> [Problem description]: Images are not part of the copy; write out the rest of the data exactly as given.

> [Exercise input]:

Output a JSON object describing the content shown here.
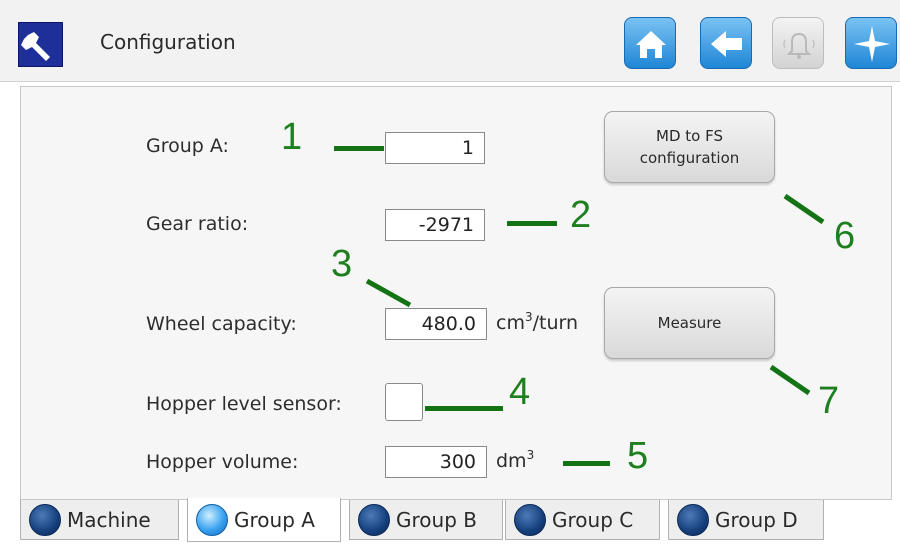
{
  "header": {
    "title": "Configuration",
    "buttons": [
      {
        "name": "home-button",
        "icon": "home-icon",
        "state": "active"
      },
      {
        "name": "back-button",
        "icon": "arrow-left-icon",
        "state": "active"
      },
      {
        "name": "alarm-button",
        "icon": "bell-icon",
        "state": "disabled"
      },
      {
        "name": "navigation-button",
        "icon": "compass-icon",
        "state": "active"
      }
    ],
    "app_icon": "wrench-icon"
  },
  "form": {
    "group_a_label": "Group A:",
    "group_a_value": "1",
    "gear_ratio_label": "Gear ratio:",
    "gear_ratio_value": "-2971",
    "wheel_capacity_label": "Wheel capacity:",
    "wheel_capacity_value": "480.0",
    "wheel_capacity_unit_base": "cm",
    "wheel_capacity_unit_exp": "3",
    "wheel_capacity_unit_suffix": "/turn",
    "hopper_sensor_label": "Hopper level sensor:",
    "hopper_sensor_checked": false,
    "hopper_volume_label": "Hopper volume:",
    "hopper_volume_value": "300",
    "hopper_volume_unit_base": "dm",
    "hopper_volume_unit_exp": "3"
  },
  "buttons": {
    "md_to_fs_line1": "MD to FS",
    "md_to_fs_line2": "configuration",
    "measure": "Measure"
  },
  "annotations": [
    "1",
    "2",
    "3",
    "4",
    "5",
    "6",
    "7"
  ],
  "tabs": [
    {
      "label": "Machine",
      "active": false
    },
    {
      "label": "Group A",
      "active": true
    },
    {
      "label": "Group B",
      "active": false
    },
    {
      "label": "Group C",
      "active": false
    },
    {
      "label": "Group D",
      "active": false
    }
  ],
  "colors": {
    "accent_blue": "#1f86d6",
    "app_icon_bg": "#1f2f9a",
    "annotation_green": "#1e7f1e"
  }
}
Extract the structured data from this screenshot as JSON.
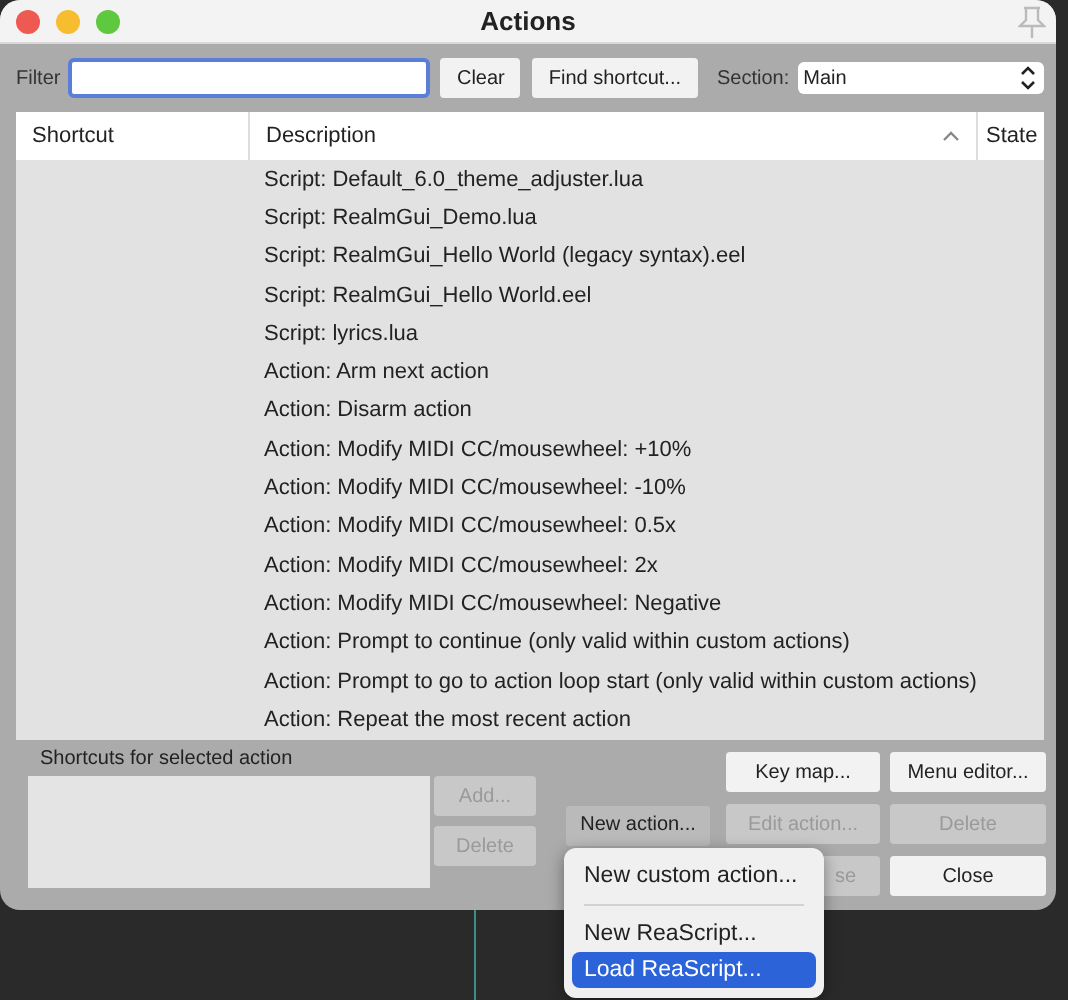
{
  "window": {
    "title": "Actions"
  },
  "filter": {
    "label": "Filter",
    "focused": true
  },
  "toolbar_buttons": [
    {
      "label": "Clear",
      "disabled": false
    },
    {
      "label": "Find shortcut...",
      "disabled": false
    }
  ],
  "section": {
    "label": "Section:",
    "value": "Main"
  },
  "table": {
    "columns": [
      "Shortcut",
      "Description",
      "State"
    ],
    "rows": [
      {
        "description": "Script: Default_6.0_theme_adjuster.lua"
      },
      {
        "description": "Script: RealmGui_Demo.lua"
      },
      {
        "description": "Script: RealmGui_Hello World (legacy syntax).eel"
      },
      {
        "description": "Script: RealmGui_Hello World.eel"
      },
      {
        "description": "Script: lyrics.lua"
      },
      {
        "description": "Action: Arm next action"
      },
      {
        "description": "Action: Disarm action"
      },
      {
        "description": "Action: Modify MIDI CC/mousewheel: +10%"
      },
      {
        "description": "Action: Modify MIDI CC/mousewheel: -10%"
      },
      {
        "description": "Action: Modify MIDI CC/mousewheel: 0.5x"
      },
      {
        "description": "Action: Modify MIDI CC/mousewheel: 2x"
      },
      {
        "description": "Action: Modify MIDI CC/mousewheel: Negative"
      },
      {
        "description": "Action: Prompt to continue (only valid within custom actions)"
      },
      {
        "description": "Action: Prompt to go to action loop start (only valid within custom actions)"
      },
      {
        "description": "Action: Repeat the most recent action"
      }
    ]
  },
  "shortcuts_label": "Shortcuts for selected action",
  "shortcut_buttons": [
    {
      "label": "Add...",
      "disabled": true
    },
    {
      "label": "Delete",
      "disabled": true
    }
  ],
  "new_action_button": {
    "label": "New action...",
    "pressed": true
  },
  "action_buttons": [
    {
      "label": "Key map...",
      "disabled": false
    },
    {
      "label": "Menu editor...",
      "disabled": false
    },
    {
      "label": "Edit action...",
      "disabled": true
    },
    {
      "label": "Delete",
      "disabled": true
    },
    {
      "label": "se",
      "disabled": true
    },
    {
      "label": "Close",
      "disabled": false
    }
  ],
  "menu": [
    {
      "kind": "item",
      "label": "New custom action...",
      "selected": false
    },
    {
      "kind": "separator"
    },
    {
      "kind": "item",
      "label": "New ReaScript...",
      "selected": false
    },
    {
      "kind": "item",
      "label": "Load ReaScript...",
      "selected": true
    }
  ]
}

> [Output below]:
Output a JSON object describing the content shown here.
{
  "header": {
    "title": "Configuration",
    "buttons": [
      {
        "name": "home-button",
        "icon": "home-icon",
        "state": "active"
      },
      {
        "name": "back-button",
        "icon": "arrow-left-icon",
        "state": "active"
      },
      {
        "name": "alarm-button",
        "icon": "bell-icon",
        "state": "disabled"
      },
      {
        "name": "navigation-button",
        "icon": "compass-icon",
        "state": "active"
      }
    ],
    "app_icon": "wrench-icon"
  },
  "form": {
    "group_a_label": "Group A:",
    "group_a_value": "1",
    "gear_ratio_label": "Gear ratio:",
    "gear_ratio_value": "-2971",
    "wheel_capacity_label": "Wheel capacity:",
    "wheel_capacity_value": "480.0",
    "wheel_capacity_unit_base": "cm",
    "wheel_capacity_unit_exp": "3",
    "wheel_capacity_unit_suffix": "/turn",
    "hopper_sensor_label": "Hopper level sensor:",
    "hopper_sensor_checked": false,
    "hopper_volume_label": "Hopper volume:",
    "hopper_volume_value": "300",
    "hopper_volume_unit_base": "dm",
    "hopper_volume_unit_exp": "3"
  },
  "buttons": {
    "md_to_fs_line1": "MD to FS",
    "md_to_fs_line2": "configuration",
    "measure": "Measure"
  },
  "annotations": [
    "1",
    "2",
    "3",
    "4",
    "5",
    "6",
    "7"
  ],
  "tabs": [
    {
      "label": "Machine",
      "active": false
    },
    {
      "label": "Group A",
      "active": true
    },
    {
      "label": "Group B",
      "active": false
    },
    {
      "label": "Group C",
      "active": false
    },
    {
      "label": "Group D",
      "active": false
    }
  ],
  "colors": {
    "accent_blue": "#1f86d6",
    "app_icon_bg": "#1f2f9a",
    "annotation_green": "#1e7f1e"
  }
}
Extract the structured data from this screenshot as JSON.
{
  "window": {
    "title": "Actions"
  },
  "filter": {
    "label": "Filter",
    "focused": true
  },
  "toolbar_buttons": [
    {
      "label": "Clear",
      "disabled": false
    },
    {
      "label": "Find shortcut...",
      "disabled": false
    }
  ],
  "section": {
    "label": "Section:",
    "value": "Main"
  },
  "table": {
    "columns": [
      "Shortcut",
      "Description",
      "State"
    ],
    "rows": [
      {
        "description": "Script: Default_6.0_theme_adjuster.lua"
      },
      {
        "description": "Script: RealmGui_Demo.lua"
      },
      {
        "description": "Script: RealmGui_Hello World (legacy syntax).eel"
      },
      {
        "description": "Script: RealmGui_Hello World.eel"
      },
      {
        "description": "Script: lyrics.lua"
      },
      {
        "description": "Action: Arm next action"
      },
      {
        "description": "Action: Disarm action"
      },
      {
        "description": "Action: Modify MIDI CC/mousewheel: +10%"
      },
      {
        "description": "Action: Modify MIDI CC/mousewheel: -10%"
      },
      {
        "description": "Action: Modify MIDI CC/mousewheel: 0.5x"
      },
      {
        "description": "Action: Modify MIDI CC/mousewheel: 2x"
      },
      {
        "description": "Action: Modify MIDI CC/mousewheel: Negative"
      },
      {
        "description": "Action: Prompt to continue (only valid within custom actions)"
      },
      {
        "description": "Action: Prompt to go to action loop start (only valid within custom actions)"
      },
      {
        "description": "Action: Repeat the most recent action"
      }
    ]
  },
  "shortcuts_label": "Shortcuts for selected action",
  "shortcut_buttons": [
    {
      "label": "Add...",
      "disabled": true
    },
    {
      "label": "Delete",
      "disabled": true
    }
  ],
  "new_action_button": {
    "label": "New action...",
    "pressed": true
  },
  "action_buttons": [
    {
      "label": "Key map...",
      "disabled": false
    },
    {
      "label": "Menu editor...",
      "disabled": false
    },
    {
      "label": "Edit action...",
      "disabled": true
    },
    {
      "label": "Delete",
      "disabled": true
    },
    {
      "label": "se",
      "disabled": true
    },
    {
      "label": "Close",
      "disabled": false
    }
  ],
  "menu": [
    {
      "kind": "item",
      "label": "New custom action...",
      "selected": false
    },
    {
      "kind": "separator"
    },
    {
      "kind": "item",
      "label": "New ReaScript...",
      "selected": false
    },
    {
      "kind": "item",
      "label": "Load ReaScript...",
      "selected": true
    }
  ]
}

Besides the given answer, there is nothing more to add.